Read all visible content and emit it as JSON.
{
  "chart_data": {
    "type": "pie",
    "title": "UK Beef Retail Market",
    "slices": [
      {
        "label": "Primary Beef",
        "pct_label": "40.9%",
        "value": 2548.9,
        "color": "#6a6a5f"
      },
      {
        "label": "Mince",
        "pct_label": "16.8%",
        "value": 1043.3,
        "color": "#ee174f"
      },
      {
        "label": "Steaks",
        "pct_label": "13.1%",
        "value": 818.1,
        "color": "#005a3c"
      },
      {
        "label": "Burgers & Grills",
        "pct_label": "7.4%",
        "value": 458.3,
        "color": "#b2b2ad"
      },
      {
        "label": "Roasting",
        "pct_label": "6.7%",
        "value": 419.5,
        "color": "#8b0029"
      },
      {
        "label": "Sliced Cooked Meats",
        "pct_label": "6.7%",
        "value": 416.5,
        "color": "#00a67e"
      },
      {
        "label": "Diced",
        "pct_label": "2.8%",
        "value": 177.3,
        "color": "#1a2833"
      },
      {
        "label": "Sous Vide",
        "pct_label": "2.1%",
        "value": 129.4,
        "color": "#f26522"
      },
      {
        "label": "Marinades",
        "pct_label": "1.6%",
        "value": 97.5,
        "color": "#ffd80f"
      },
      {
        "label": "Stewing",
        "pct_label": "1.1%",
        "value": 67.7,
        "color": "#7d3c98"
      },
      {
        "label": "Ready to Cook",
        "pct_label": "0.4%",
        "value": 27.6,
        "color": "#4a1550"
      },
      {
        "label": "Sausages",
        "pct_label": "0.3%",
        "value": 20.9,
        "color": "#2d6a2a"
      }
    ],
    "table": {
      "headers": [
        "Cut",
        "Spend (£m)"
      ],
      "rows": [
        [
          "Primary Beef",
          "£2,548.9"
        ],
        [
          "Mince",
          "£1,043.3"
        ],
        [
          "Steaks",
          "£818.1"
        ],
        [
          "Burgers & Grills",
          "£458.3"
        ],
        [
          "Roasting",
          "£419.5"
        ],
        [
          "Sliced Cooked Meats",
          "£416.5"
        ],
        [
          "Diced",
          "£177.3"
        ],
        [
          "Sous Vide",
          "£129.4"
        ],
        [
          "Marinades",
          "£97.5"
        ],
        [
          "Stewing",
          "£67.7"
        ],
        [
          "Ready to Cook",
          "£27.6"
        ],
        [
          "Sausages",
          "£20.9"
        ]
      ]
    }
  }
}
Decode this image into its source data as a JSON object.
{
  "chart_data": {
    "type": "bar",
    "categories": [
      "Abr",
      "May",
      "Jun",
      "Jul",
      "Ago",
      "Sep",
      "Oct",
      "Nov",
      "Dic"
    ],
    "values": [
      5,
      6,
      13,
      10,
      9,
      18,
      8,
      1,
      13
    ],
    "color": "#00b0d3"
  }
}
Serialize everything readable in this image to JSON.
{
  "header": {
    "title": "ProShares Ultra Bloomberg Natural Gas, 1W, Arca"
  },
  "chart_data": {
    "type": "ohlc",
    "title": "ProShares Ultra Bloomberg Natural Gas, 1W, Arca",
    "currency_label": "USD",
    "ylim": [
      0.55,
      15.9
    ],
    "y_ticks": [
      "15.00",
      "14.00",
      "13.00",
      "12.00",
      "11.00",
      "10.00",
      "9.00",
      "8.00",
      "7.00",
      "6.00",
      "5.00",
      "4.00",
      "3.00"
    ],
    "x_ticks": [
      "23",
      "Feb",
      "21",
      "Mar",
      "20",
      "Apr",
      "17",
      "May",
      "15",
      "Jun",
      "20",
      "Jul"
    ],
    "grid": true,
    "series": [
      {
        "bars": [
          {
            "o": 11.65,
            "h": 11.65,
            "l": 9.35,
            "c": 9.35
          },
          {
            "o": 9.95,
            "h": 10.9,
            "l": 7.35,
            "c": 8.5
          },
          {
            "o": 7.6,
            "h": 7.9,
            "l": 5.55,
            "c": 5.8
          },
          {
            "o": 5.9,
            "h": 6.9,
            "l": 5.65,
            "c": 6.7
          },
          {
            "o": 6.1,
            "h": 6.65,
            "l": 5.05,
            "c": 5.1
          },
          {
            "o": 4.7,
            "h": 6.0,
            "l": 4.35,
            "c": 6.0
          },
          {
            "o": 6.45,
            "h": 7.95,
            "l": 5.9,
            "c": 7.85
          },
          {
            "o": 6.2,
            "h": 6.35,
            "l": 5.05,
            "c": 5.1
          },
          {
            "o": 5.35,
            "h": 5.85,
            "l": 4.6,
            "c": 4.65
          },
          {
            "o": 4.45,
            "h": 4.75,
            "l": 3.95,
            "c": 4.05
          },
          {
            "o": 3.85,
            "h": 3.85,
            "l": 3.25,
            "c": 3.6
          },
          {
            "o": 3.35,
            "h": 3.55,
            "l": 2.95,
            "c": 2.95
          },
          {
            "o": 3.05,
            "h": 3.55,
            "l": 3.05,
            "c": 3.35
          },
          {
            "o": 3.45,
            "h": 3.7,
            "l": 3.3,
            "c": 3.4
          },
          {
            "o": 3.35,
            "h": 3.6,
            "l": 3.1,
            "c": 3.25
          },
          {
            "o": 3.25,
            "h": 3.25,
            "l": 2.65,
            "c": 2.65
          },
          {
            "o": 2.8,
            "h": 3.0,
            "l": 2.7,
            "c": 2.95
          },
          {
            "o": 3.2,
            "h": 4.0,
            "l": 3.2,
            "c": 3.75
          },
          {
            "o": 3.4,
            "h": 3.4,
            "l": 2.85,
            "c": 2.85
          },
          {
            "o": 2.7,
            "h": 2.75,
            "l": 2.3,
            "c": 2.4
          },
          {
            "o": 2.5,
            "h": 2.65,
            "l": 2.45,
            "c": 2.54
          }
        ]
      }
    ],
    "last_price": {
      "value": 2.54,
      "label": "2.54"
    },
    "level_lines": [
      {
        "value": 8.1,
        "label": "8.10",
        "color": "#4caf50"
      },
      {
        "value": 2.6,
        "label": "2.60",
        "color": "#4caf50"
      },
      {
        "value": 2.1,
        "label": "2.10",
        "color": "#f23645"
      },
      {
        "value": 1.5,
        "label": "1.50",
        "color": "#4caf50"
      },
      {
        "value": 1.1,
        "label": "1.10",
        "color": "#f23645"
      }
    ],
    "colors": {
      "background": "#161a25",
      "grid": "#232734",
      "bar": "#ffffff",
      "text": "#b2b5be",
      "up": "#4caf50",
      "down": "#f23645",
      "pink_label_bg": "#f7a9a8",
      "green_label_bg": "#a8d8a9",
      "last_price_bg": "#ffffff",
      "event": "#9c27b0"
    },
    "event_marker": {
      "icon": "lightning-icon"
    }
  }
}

== Requirements ==
Output all records verbatim.

== Answer to the problem ==
Read all visible content and emit it as JSON.
{
  "chart_data": {
    "type": "pie",
    "title": "UK Beef Retail Market",
    "slices": [
      {
        "label": "Primary Beef",
        "pct_label": "40.9%",
        "value": 2548.9,
        "color": "#6a6a5f"
      },
      {
        "label": "Mince",
        "pct_label": "16.8%",
        "value": 1043.3,
        "color": "#ee174f"
      },
      {
        "label": "Steaks",
        "pct_label": "13.1%",
        "value": 818.1,
        "color": "#005a3c"
      },
      {
        "label": "Burgers & Grills",
        "pct_label": "7.4%",
        "value": 458.3,
        "color": "#b2b2ad"
      },
      {
        "label": "Roasting",
        "pct_label": "6.7%",
        "value": 419.5,
        "color": "#8b0029"
      },
      {
        "label": "Sliced Cooked Meats",
        "pct_label": "6.7%",
        "value": 416.5,
        "color": "#00a67e"
      },
      {
        "label": "Diced",
        "pct_label": "2.8%",
        "value": 177.3,
        "color": "#1a2833"
      },
      {
        "label": "Sous Vide",
        "pct_label": "2.1%",
        "value": 129.4,
        "color": "#f26522"
      },
      {
        "label": "Marinades",
        "pct_label": "1.6%",
        "value": 97.5,
        "color": "#ffd80f"
      },
      {
        "label": "Stewing",
        "pct_label": "1.1%",
        "value": 67.7,
        "color": "#7d3c98"
      },
      {
        "label": "Ready to Cook",
        "pct_label": "0.4%",
        "value": 27.6,
        "color": "#4a1550"
      },
      {
        "label": "Sausages",
        "pct_label": "0.3%",
        "value": 20.9,
        "color": "#2d6a2a"
      }
    ],
    "table": {
      "headers": [
        "Cut",
        "Spend (£m)"
      ],
      "rows": [
        [
          "Primary Beef",
          "£2,548.9"
        ],
        [
          "Mince",
          "£1,043.3"
        ],
        [
          "Steaks",
          "£818.1"
        ],
        [
          "Burgers & Grills",
          "£458.3"
        ],
        [
          "Roasting",
          "£419.5"
        ],
        [
          "Sliced Cooked Meats",
          "£416.5"
        ],
        [
          "Diced",
          "£177.3"
        ],
        [
          "Sous Vide",
          "£129.4"
        ],
        [
          "Marinades",
          "£97.5"
        ],
        [
          "Stewing",
          "£67.7"
        ],
        [
          "Ready to Cook",
          "£27.6"
        ],
        [
          "Sausages",
          "£20.9"
        ]
      ]
    }
  }
}
Decode this image into its source data as a JSON object.
{
  "chart_data": {
    "type": "bar",
    "categories": [
      "Abr",
      "May",
      "Jun",
      "Jul",
      "Ago",
      "Sep",
      "Oct",
      "Nov",
      "Dic"
    ],
    "values": [
      5,
      6,
      13,
      10,
      9,
      18,
      8,
      1,
      13
    ],
    "color": "#00b0d3"
  }
}
Serialize everything readable in this image to JSON.
{
  "header": {
    "title": "ProShares Ultra Bloomberg Natural Gas, 1W, Arca"
  },
  "chart_data": {
    "type": "ohlc",
    "title": "ProShares Ultra Bloomberg Natural Gas, 1W, Arca",
    "currency_label": "USD",
    "ylim": [
      0.55,
      15.9
    ],
    "y_ticks": [
      "15.00",
      "14.00",
      "13.00",
      "12.00",
      "11.00",
      "10.00",
      "9.00",
      "8.00",
      "7.00",
      "6.00",
      "5.00",
      "4.00",
      "3.00"
    ],
    "x_ticks": [
      "23",
      "Feb",
      "21",
      "Mar",
      "20",
      "Apr",
      "17",
      "May",
      "15",
      "Jun",
      "20",
      "Jul"
    ],
    "grid": true,
    "series": [
      {
        "bars": [
          {
            "o": 11.65,
            "h": 11.65,
            "l": 9.35,
            "c": 9.35
          },
          {
            "o": 9.95,
            "h": 10.9,
            "l": 7.35,
            "c": 8.5
          },
          {
            "o": 7.6,
            "h": 7.9,
            "l": 5.55,
            "c": 5.8
          },
          {
            "o": 5.9,
            "h": 6.9,
            "l": 5.65,
            "c": 6.7
          },
          {
            "o": 6.1,
            "h": 6.65,
            "l": 5.05,
            "c": 5.1
          },
          {
            "o": 4.7,
            "h": 6.0,
            "l": 4.35,
            "c": 6.0
          },
          {
            "o": 6.45,
            "h": 7.95,
            "l": 5.9,
            "c": 7.85
          },
          {
            "o": 6.2,
            "h": 6.35,
            "l": 5.05,
            "c": 5.1
          },
          {
            "o": 5.35,
            "h": 5.85,
            "l": 4.6,
            "c": 4.65
          },
          {
            "o": 4.45,
            "h": 4.75,
            "l": 3.95,
            "c": 4.05
          },
          {
            "o": 3.85,
            "h": 3.85,
            "l": 3.25,
            "c": 3.6
          },
          {
            "o": 3.35,
            "h": 3.55,
            "l": 2.95,
            "c": 2.95
          },
          {
            "o": 3.05,
            "h": 3.55,
            "l": 3.05,
            "c": 3.35
          },
          {
            "o": 3.45,
            "h": 3.7,
            "l": 3.3,
            "c": 3.4
          },
          {
            "o": 3.35,
            "h": 3.6,
            "l": 3.1,
            "c": 3.25
          },
          {
            "o": 3.25,
            "h": 3.25,
            "l": 2.65,
            "c": 2.65
          },
          {
            "o": 2.8,
            "h": 3.0,
            "l": 2.7,
            "c": 2.95
          },
          {
            "o": 3.2,
            "h": 4.0,
            "l": 3.2,
            "c": 3.75
          },
          {
            "o": 3.4,
            "h": 3.4,
            "l": 2.85,
            "c": 2.85
          },
          {
            "o": 2.7,
            "h": 2.75,
            "l": 2.3,
            "c": 2.4
          },
          {
            "o": 2.5,
            "h": 2.65,
            "l": 2.45,
            "c": 2.54
          }
        ]
      }
    ],
    "last_price": {
      "value": 2.54,
      "label": "2.54"
    },
    "level_lines": [
      {
        "value": 8.1,
        "label": "8.10",
        "color": "#4caf50"
      },
      {
        "value": 2.6,
        "label": "2.60",
        "color": "#4caf50"
      },
      {
        "value": 2.1,
        "label": "2.10",
        "color": "#f23645"
      },
      {
        "value": 1.5,
        "label": "1.50",
        "color": "#4caf50"
      },
      {
        "value": 1.1,
        "label": "1.10",
        "color": "#f23645"
      }
    ],
    "colors": {
      "background": "#161a25",
      "grid": "#232734",
      "bar": "#ffffff",
      "text": "#b2b5be",
      "up": "#4caf50",
      "down": "#f23645",
      "pink_label_bg": "#f7a9a8",
      "green_label_bg": "#a8d8a9",
      "last_price_bg": "#ffffff",
      "event": "#9c27b0"
    },
    "event_marker": {
      "icon": "lightning-icon"
    }
  }
}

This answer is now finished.